Instructions for the task
In the records below, copy out the lines word for word, starting at the line that contains "dry-adiabat-line bbox=[306, 37, 753, 574]" and ending after the line that contains "y-tick-label: 100 bbox=[54, 30, 81, 46]".

Material
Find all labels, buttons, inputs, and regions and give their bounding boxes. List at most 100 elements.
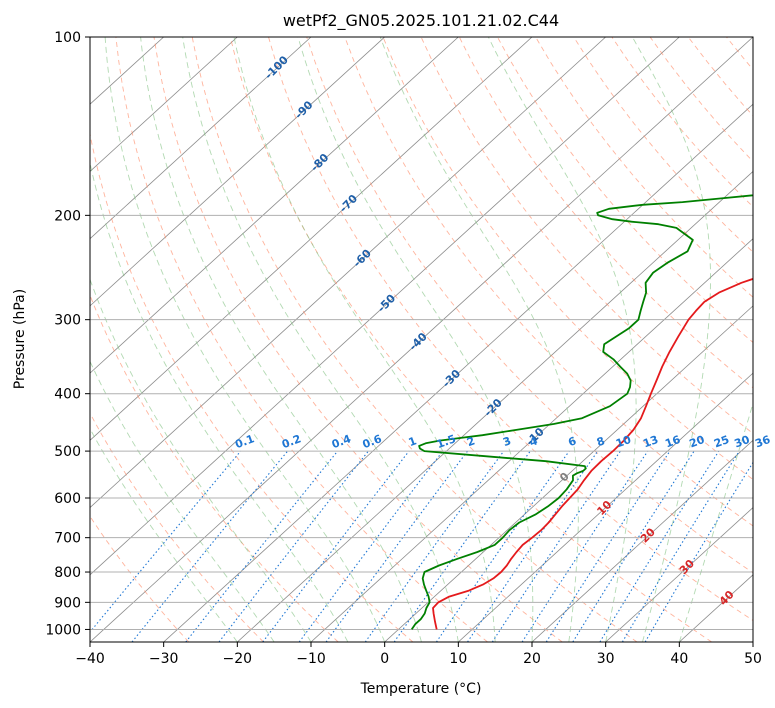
dry-adiabat-line bbox=[306, 37, 753, 574]
y-tick-label: 700 bbox=[54, 531, 81, 547]
mixing-ratio-label: 20 bbox=[688, 433, 707, 451]
moist-adiabat-line bbox=[90, 427, 238, 642]
mixing-ratio-label: 6 bbox=[567, 434, 579, 449]
isotherm-line bbox=[605, 507, 753, 642]
y-tick-label: 800 bbox=[54, 565, 81, 581]
moist-adiabat-line bbox=[233, 37, 496, 642]
moist-adiabat-line bbox=[297, 37, 534, 642]
mixing-ratio-line bbox=[435, 450, 570, 642]
moist-adiabat-line bbox=[379, 37, 579, 642]
isotherm-line bbox=[90, 37, 312, 240]
pressure-gridlines bbox=[90, 37, 753, 630]
y-tick-label: 300 bbox=[54, 313, 81, 329]
y-tick-label: 500 bbox=[54, 444, 81, 460]
dry-adiabat-line bbox=[497, 37, 753, 344]
mixing-ratio-label: 1 bbox=[407, 434, 419, 449]
isotherm-line bbox=[90, 37, 533, 441]
isotherm-line bbox=[90, 37, 680, 576]
dewpoint-line bbox=[410, 194, 753, 630]
temperature-line bbox=[432, 277, 753, 630]
moist-adiabat-line bbox=[90, 360, 275, 642]
mixing-ratio-line bbox=[262, 450, 410, 642]
isotherm-line bbox=[752, 641, 753, 642]
moist-adiabat-line bbox=[632, 37, 711, 642]
dry-adiabat-line bbox=[458, 37, 753, 389]
y-tick-label: 1000 bbox=[45, 622, 81, 638]
x-tick-label: −10 bbox=[296, 651, 326, 667]
y-tick-label: 400 bbox=[54, 387, 81, 403]
isotherm-line bbox=[90, 37, 606, 509]
mixing-ratio-label: 4 bbox=[528, 434, 540, 449]
x-tick-label: 50 bbox=[744, 651, 762, 667]
y-tick-label: 900 bbox=[54, 595, 81, 611]
mixing-ratio-line bbox=[90, 450, 242, 633]
mixing-ratio-line bbox=[131, 450, 289, 642]
mixing-ratio-label: 13 bbox=[641, 433, 660, 450]
y-tick-label: 100 bbox=[54, 30, 81, 46]
isotherm-line bbox=[237, 170, 753, 642]
isotherm-line bbox=[90, 37, 238, 172]
dry-adiabat-line bbox=[765, 37, 775, 642]
mixing-ratio-label: 30 bbox=[733, 433, 752, 451]
mixing-ratio-line bbox=[185, 450, 339, 642]
moist-adiabat-line bbox=[140, 37, 422, 642]
mixing-ratio-label: 0.2 bbox=[280, 432, 303, 451]
x-axis: −40 −30 −20 −10 0 10 20 30 40 50 bbox=[75, 642, 762, 667]
mixing-ratio-label: 16 bbox=[663, 433, 682, 451]
mixing-ratio-line bbox=[393, 450, 531, 642]
plot-frame bbox=[89, 36, 754, 643]
y-axis-title: Pressure (hPa) bbox=[12, 289, 28, 389]
dry-adiabat-line bbox=[90, 131, 414, 642]
mixing-ratio-label: 0.1 bbox=[233, 432, 256, 451]
y-axis: 100 200 300 400 500 600 700 800 900 1000 bbox=[45, 30, 90, 638]
isotherm-line bbox=[458, 372, 753, 642]
moist-adiabat-line bbox=[90, 278, 312, 642]
mixing-ratio-label: 2 bbox=[465, 434, 477, 449]
x-tick-label: −20 bbox=[223, 651, 253, 667]
dry-adiabat-line bbox=[344, 37, 753, 527]
x-tick-label: 30 bbox=[597, 651, 615, 667]
mixing-ratio-label: 0.4 bbox=[330, 432, 353, 451]
line-labels: 010203040-100-90-80-70-60-50-40-30-20-10… bbox=[233, 53, 772, 608]
mixing-ratio-line bbox=[491, 450, 621, 642]
x-tick-label: 0 bbox=[380, 651, 389, 667]
mixing-ratio-line bbox=[572, 450, 695, 642]
x-tick-label: −40 bbox=[75, 651, 105, 667]
dry-adiabat-line bbox=[90, 515, 190, 642]
dry-adiabat-line bbox=[268, 37, 753, 621]
mixing-ratio-line bbox=[298, 450, 444, 642]
isotherm-line bbox=[310, 238, 753, 642]
background-lines bbox=[90, 37, 775, 642]
mixing-ratio-line bbox=[325, 450, 468, 642]
isotherm-line bbox=[90, 37, 459, 374]
isotherm-line bbox=[531, 439, 753, 642]
mixing-ratio-line bbox=[521, 450, 649, 642]
mixing-ratio-label: 3 bbox=[501, 434, 513, 449]
mixing-ratio-line bbox=[467, 450, 599, 642]
x-tick-label: 20 bbox=[523, 651, 541, 667]
dry-adiabat-line bbox=[90, 412, 264, 642]
mixing-ratio-label: 25 bbox=[712, 433, 731, 450]
dry-adiabat-line bbox=[191, 37, 638, 642]
mixing-ratio-label: 0.6 bbox=[361, 432, 384, 451]
isotherm-line bbox=[90, 37, 385, 307]
y-tick-label: 200 bbox=[54, 208, 81, 224]
dry-adiabat-line bbox=[229, 37, 712, 642]
y-tick-label: 600 bbox=[54, 491, 81, 507]
mixing-ratio-line bbox=[545, 450, 671, 642]
mixing-ratio-label: 8 bbox=[595, 434, 607, 449]
mixing-ratio-line bbox=[621, 450, 740, 642]
moist-adiabat-line bbox=[678, 402, 753, 642]
chart-title: wetPf2_GN05.2025.101.21.02.C44 bbox=[283, 11, 559, 31]
mixing-ratio-label: 10 bbox=[614, 433, 633, 451]
x-tick-label: 40 bbox=[670, 651, 688, 667]
x-axis-title: Temperature (°C) bbox=[360, 681, 482, 697]
x-tick-label: −30 bbox=[149, 651, 179, 667]
moist-adiabat-line bbox=[104, 37, 386, 642]
moist-adiabat-line bbox=[487, 37, 637, 642]
x-tick-label: 10 bbox=[449, 651, 467, 667]
sounding-profiles bbox=[410, 194, 753, 630]
mixing-ratio-label: 36 bbox=[753, 433, 772, 451]
moist-adiabat-line bbox=[182, 37, 459, 642]
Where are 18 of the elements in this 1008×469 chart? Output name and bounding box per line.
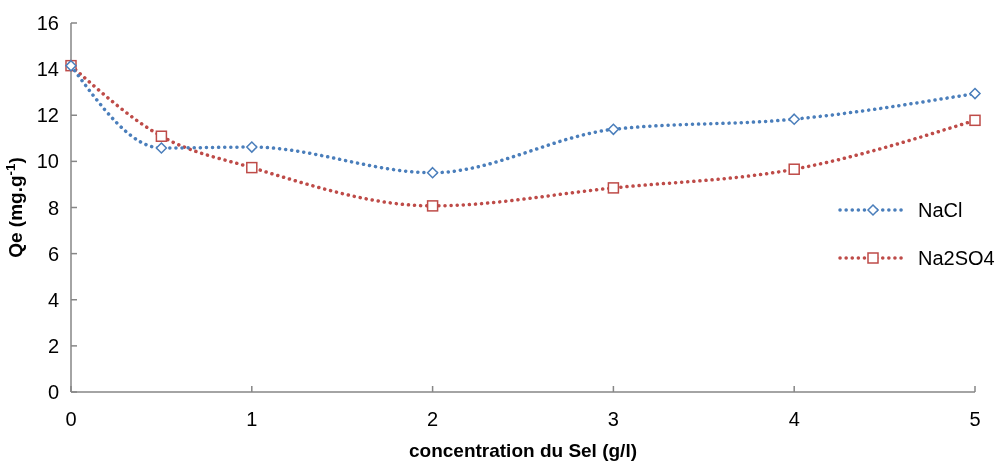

Result
dry-adiabat-line bbox=[306, 37, 753, 574]
y-tick-label: 700 bbox=[54, 531, 81, 547]
mixing-ratio-label: 20 bbox=[688, 433, 707, 451]
moist-adiabat-line bbox=[90, 427, 238, 642]
mixing-ratio-label: 6 bbox=[567, 434, 579, 449]
isotherm-line bbox=[605, 507, 753, 642]
y-tick-label: 800 bbox=[54, 565, 81, 581]
moist-adiabat-line bbox=[233, 37, 496, 642]
moist-adiabat-line bbox=[297, 37, 534, 642]
mixing-ratio-line bbox=[435, 450, 570, 642]
moist-adiabat-line bbox=[379, 37, 579, 642]
isotherm-line bbox=[90, 37, 312, 240]
pressure-gridlines bbox=[90, 37, 753, 630]
y-tick-label: 300 bbox=[54, 313, 81, 329]
y-tick-label: 500 bbox=[54, 444, 81, 460]
dry-adiabat-line bbox=[497, 37, 753, 344]
mixing-ratio-label: 1 bbox=[407, 434, 419, 449]
isotherm-line bbox=[90, 37, 533, 441]
isotherm-line bbox=[90, 37, 680, 576]
dewpoint-line bbox=[410, 194, 753, 630]
temperature-line bbox=[432, 277, 753, 630]
moist-adiabat-line bbox=[90, 360, 275, 642]
mixing-ratio-line bbox=[262, 450, 410, 642]
isotherm-line bbox=[752, 641, 753, 642]
moist-adiabat-line bbox=[632, 37, 711, 642]
dry-adiabat-line bbox=[458, 37, 753, 389]
y-tick-label: 1000 bbox=[45, 622, 81, 638]
x-tick-label: −10 bbox=[296, 651, 326, 667]
y-tick-label: 400 bbox=[54, 387, 81, 403]
isotherm-line bbox=[90, 37, 606, 509]
mixing-ratio-label: 4 bbox=[528, 434, 540, 449]
x-tick-label: 50 bbox=[744, 651, 762, 667]
y-tick-label: 900 bbox=[54, 595, 81, 611]
mixing-ratio-line bbox=[90, 450, 242, 633]
mixing-ratio-line bbox=[131, 450, 289, 642]
mixing-ratio-label: 13 bbox=[641, 433, 660, 450]
y-tick-label: 100 bbox=[54, 30, 81, 46]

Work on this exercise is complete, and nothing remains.